### GOAL
Return all the data, word for word.

[Records from a data collection]
/---

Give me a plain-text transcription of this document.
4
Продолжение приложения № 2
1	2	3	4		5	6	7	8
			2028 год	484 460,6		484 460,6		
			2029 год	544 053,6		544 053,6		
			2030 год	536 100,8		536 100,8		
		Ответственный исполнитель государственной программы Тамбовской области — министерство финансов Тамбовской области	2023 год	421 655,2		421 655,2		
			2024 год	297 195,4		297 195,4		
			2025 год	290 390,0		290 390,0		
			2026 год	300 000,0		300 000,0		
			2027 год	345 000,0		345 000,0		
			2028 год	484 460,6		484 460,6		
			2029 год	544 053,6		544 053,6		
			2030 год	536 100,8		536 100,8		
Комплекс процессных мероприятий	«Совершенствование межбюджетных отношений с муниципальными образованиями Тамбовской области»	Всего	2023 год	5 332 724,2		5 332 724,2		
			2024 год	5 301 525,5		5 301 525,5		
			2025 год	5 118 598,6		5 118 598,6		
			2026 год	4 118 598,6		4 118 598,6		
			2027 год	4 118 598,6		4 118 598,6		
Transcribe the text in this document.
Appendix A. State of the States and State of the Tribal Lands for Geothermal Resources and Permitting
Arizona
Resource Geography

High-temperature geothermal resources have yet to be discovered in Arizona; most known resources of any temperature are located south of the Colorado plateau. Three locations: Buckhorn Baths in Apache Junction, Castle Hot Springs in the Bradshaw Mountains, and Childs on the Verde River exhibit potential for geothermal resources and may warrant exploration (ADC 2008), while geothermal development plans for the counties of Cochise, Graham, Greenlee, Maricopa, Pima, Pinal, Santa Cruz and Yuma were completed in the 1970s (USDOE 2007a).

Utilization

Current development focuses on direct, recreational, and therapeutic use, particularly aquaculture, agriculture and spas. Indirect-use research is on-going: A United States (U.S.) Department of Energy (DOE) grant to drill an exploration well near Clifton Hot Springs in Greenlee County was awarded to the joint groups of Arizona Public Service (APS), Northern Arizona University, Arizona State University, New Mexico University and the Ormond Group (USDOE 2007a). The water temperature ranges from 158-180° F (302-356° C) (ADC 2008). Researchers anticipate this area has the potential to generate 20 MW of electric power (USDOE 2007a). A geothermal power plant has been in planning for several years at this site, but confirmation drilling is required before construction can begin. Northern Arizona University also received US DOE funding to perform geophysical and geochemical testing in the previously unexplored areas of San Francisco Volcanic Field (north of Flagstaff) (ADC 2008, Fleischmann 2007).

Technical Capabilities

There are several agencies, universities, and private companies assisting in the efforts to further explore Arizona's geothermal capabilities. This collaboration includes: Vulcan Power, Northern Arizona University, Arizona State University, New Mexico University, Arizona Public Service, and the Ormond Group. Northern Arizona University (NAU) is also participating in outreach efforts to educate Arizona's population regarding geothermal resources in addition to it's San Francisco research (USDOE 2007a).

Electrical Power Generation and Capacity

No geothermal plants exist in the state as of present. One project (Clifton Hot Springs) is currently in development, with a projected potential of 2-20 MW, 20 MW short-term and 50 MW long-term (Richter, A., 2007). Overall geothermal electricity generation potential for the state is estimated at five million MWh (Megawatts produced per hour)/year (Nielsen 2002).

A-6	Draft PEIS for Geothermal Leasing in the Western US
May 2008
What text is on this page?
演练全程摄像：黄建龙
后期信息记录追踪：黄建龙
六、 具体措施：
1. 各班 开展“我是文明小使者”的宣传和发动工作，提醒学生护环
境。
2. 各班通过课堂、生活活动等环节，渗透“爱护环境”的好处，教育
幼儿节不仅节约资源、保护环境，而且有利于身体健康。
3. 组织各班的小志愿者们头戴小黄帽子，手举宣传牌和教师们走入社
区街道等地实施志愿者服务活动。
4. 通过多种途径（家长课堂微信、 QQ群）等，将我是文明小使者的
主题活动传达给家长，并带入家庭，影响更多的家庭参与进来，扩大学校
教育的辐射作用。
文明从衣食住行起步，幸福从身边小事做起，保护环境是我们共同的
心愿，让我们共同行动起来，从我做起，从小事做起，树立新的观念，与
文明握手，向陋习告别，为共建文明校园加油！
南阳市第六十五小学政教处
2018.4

\---

### FULL RESPONSE
Give me a plain-text transcription of this document.
4
Продолжение приложения № 2
1	2	3	4		5	6	7	8
			2028 год	484 460,6		484 460,6		
			2029 год	544 053,6		544 053,6		
			2030 год	536 100,8		536 100,8		
		Ответственный исполнитель государственной программы Тамбовской области — министерство финансов Тамбовской области	2023 год	421 655,2		421 655,2		
			2024 год	297 195,4		297 195,4		
			2025 год	290 390,0		290 390,0		
			2026 год	300 000,0		300 000,0		
			2027 год	345 000,0		345 000,0		
			2028 год	484 460,6		484 460,6		
			2029 год	544 053,6		544 053,6		
			2030 год	536 100,8		536 100,8		
Комплекс процессных мероприятий	«Совершенствование межбюджетных отношений с муниципальными образованиями Тамбовской области»	Всего	2023 год	5 332 724,2		5 332 724,2		
			2024 год	5 301 525,5		5 301 525,5		
			2025 год	5 118 598,6		5 118 598,6		
			2026 год	4 118 598,6		4 118 598,6		
			2027 год	4 118 598,6		4 118 598,6		
Transcribe the text in this document.
Appendix A. State of the States and State of the Tribal Lands for Geothermal Resources and Permitting
Arizona
Resource Geography

High-temperature geothermal resources have yet to be discovered in Arizona; most known resources of any temperature are located south of the Colorado plateau. Three locations: Buckhorn Baths in Apache Junction, Castle Hot Springs in the Bradshaw Mountains, and Childs on the Verde River exhibit potential for geothermal resources and may warrant exploration (ADC 2008), while geothermal development plans for the counties of Cochise, Graham, Greenlee, Maricopa, Pima, Pinal, Santa Cruz and Yuma were completed in the 1970s (USDOE 2007a).

Utilization

Current development focuses on direct, recreational, and therapeutic use, particularly aquaculture, agriculture and spas. Indirect-use research is on-going: A United States (U.S.) Department of Energy (DOE) grant to drill an exploration well near Clifton Hot Springs in Greenlee County was awarded to the joint groups of Arizona Public Service (APS), Northern Arizona University, Arizona State University, New Mexico University and the Ormond Group (USDOE 2007a). The water temperature ranges from 158-180° F (302-356° C) (ADC 2008). Researchers anticipate this area has the potential to generate 20 MW of electric power (USDOE 2007a). A geothermal power plant has been in planning for several years at this site, but confirmation drilling is required before construction can begin. Northern Arizona University also received US DOE funding to perform geophysical and geochemical testing in the previously unexplored areas of San Francisco Volcanic Field (north of Flagstaff) (ADC 2008, Fleischmann 2007).

Technical Capabilities

There are several agencies, universities, and private companies assisting in the efforts to further explore Arizona's geothermal capabilities. This collaboration includes: Vulcan Power, Northern Arizona University, Arizona State University, New Mexico University, Arizona Public Service, and the Ormond Group. Northern Arizona University (NAU) is also participating in outreach efforts to educate Arizona's population regarding geothermal resources in addition to it's San Francisco research (USDOE 2007a).

Electrical Power Generation and Capacity

No geothermal plants exist in the state as of present. One project (Clifton Hot Springs) is currently in development, with a projected potential of 2-20 MW, 20 MW short-term and 50 MW long-term (Richter, A., 2007). Overall geothermal electricity generation potential for the state is estimated at five million MWh (Megawatts produced per hour)/year (Nielsen 2002).

A-6	Draft PEIS for Geothermal Leasing in the Western US
May 2008
What text is on this page?
演练全程摄像：黄建龙
后期信息记录追踪：黄建龙
六、 具体措施：
1. 各班 开展“我是文明小使者”的宣传和发动工作，提醒学生护环
境。
2. 各班通过课堂、生活活动等环节，渗透“爱护环境”的好处，教育
幼儿节不仅节约资源、保护环境，而且有利于身体健康。
3. 组织各班的小志愿者们头戴小黄帽子，手举宣传牌和教师们走入社
区街道等地实施志愿者服务活动。
4. 通过多种途径（家长课堂微信、 QQ群）等，将我是文明小使者的
主题活动传达给家长，并带入家庭，影响更多的家庭参与进来，扩大学校
教育的辐射作用。
文明从衣食住行起步，幸福从身边小事做起，保护环境是我们共同的
心愿，让我们共同行动起来，从我做起，从小事做起，树立新的观念，与
文明握手，向陋习告别，为共建文明校园加油！
南阳市第六十五小学政教处
2018.4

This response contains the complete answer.